## Extracted material
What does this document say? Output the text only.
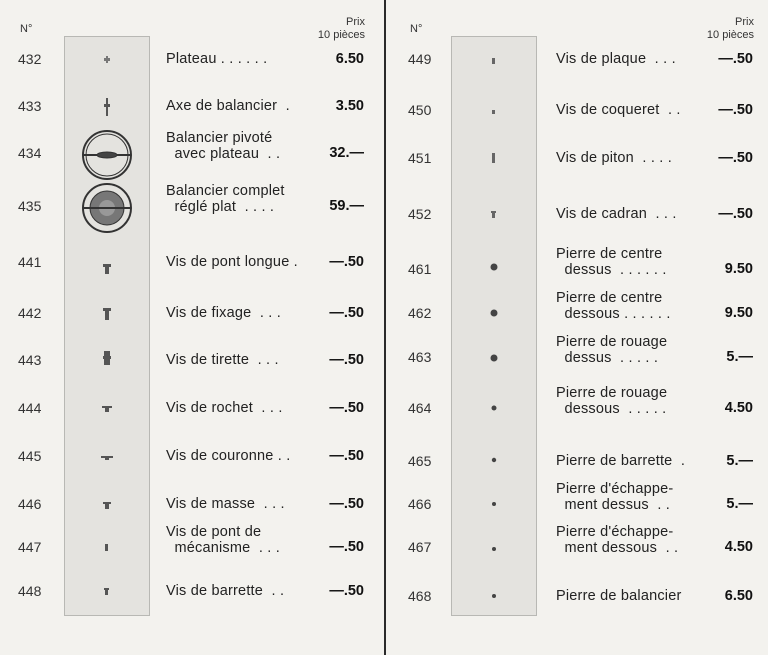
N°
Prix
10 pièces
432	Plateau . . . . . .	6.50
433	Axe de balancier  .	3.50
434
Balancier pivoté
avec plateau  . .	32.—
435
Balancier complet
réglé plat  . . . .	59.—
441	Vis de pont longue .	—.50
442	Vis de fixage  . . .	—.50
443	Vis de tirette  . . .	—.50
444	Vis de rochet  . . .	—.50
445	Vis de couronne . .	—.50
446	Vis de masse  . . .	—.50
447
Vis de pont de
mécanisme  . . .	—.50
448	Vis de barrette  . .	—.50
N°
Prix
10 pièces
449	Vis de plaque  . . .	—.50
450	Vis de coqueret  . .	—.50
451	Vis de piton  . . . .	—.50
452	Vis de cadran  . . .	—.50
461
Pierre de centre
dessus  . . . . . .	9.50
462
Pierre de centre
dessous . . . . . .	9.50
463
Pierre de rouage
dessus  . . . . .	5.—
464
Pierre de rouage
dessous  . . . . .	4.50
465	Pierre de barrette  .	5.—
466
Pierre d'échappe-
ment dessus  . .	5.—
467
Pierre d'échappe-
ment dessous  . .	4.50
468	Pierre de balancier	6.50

--

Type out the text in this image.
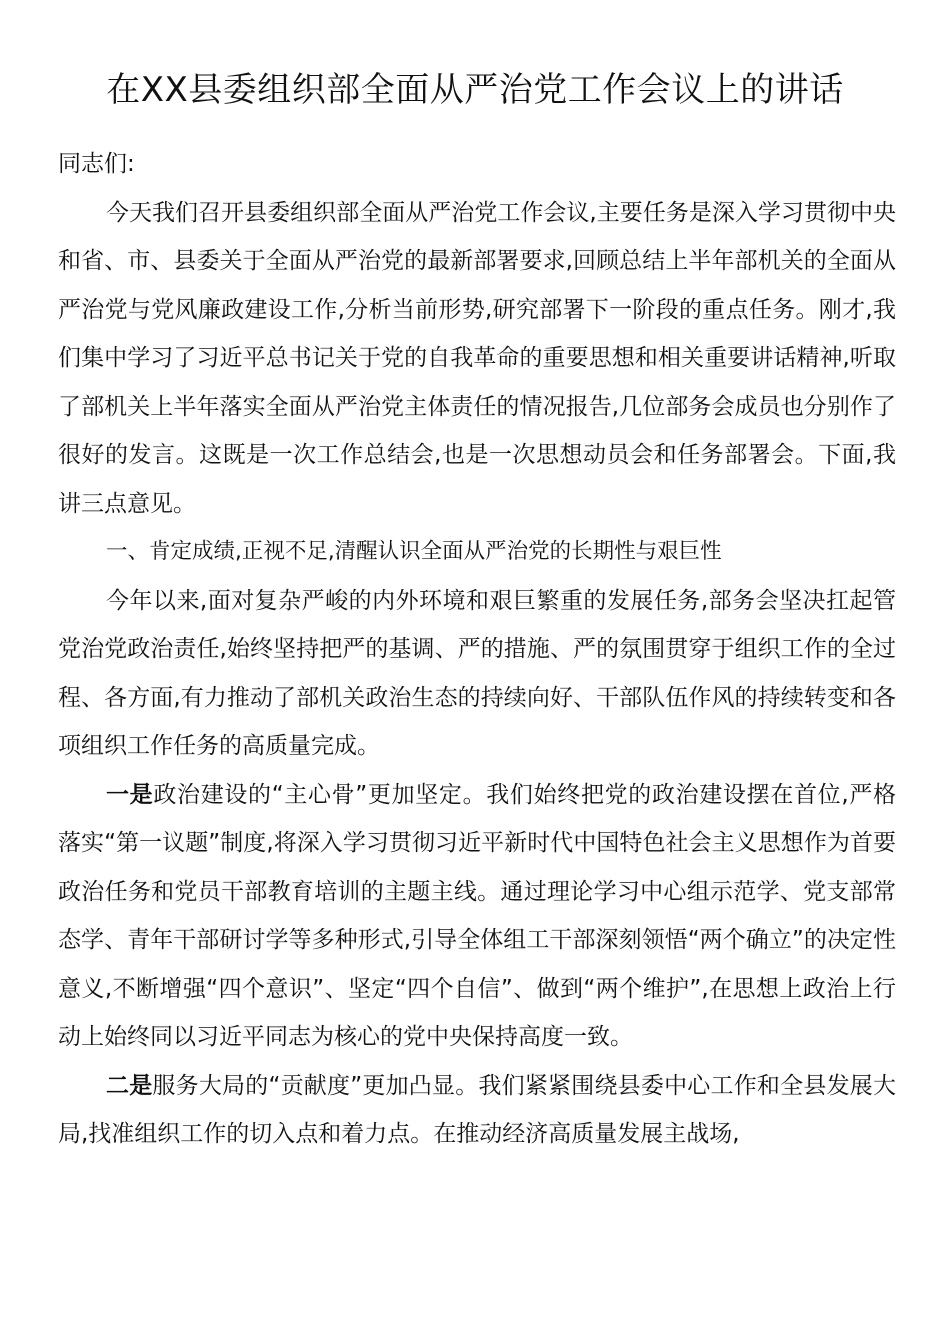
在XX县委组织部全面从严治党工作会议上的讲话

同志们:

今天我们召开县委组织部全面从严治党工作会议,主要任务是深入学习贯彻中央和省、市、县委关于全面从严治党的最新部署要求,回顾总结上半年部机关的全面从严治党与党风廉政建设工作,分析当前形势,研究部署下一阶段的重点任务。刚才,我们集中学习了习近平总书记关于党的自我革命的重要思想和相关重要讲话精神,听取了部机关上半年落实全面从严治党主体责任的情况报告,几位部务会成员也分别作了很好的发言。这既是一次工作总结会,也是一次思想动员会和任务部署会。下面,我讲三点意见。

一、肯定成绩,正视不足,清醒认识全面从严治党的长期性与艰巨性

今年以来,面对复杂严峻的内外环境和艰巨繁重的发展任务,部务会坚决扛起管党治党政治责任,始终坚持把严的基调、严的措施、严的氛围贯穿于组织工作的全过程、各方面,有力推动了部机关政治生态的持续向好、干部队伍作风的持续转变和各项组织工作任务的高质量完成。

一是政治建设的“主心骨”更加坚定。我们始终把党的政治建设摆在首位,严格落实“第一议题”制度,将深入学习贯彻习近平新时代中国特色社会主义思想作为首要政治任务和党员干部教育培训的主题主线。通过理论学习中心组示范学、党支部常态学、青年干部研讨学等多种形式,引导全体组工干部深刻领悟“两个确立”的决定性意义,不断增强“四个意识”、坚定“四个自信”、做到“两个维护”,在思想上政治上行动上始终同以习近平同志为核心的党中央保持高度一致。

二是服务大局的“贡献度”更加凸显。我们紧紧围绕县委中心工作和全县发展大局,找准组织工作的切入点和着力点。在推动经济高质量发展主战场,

--

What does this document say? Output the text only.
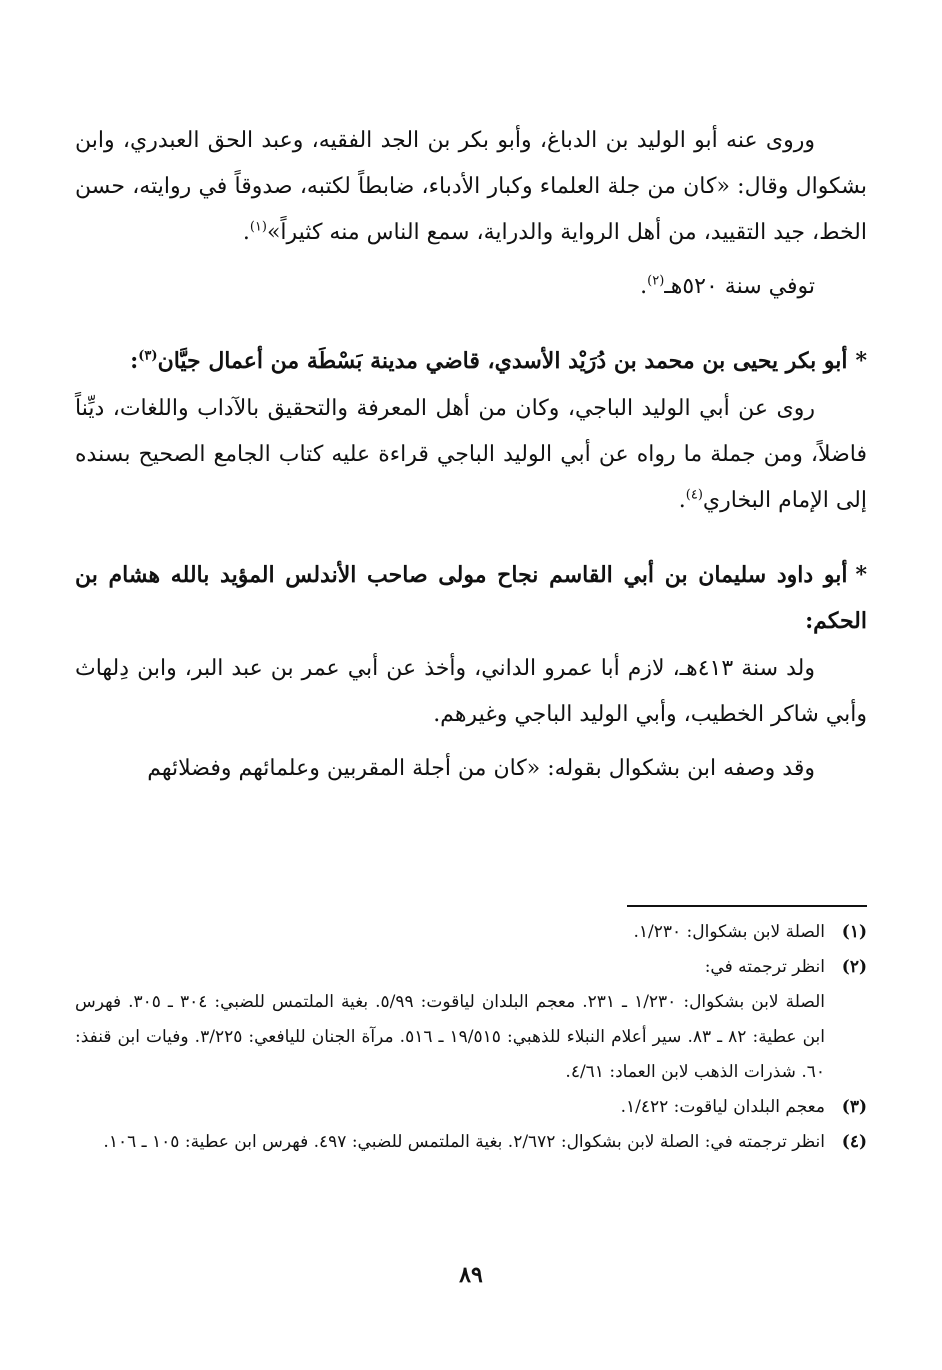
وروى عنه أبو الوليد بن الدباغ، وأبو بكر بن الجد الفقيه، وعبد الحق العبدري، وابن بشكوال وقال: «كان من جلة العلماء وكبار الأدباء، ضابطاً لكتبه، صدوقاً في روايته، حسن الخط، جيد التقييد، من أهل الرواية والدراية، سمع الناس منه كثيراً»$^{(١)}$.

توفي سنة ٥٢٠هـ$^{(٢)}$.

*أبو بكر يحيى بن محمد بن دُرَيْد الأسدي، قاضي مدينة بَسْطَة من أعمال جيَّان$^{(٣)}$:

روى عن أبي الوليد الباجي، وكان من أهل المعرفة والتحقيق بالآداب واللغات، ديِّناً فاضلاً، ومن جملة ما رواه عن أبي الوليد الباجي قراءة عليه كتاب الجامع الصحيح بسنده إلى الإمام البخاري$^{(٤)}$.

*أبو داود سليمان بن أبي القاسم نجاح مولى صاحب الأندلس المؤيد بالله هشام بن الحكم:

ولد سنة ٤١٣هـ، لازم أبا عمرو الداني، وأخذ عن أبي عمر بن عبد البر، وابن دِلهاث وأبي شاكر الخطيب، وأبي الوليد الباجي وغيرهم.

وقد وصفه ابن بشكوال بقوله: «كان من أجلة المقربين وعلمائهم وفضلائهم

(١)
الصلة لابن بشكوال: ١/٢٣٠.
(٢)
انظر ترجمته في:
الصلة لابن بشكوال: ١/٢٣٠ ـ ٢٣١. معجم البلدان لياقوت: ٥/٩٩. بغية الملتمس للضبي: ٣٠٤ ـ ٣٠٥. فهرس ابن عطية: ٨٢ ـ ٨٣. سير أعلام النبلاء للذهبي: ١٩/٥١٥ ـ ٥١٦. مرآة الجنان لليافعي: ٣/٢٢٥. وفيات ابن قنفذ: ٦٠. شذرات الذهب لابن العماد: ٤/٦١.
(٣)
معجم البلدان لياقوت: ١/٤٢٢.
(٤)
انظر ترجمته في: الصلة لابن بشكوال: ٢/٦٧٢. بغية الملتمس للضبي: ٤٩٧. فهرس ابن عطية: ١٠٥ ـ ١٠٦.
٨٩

## The request
Find every line that holds "فهرس" and copy it.

## Correct response
الصلة لابن بشكوال: ١/٢٣٠ ـ ٢٣١. معجم البلدان لياقوت: ٥/٩٩. بغية الملتمس للضبي: ٣٠٤ ـ ٣٠٥. فهرس ابن عطية: ٨٢ ـ ٨٣. سير أعلام النبلاء للذهبي: ١٩/٥١٥ ـ ٥١٦. مرآة الجنان لليافعي: ٣/٢٢٥. وفيات ابن قنفذ: ٦٠. شذرات الذهب لابن العماد: ٤/٦١.
انظر ترجمته في: الصلة لابن بشكوال: ٢/٦٧٢. بغية الملتمس للضبي: ٤٩٧. فهرس ابن عطية: ١٠٥ ـ ١٠٦.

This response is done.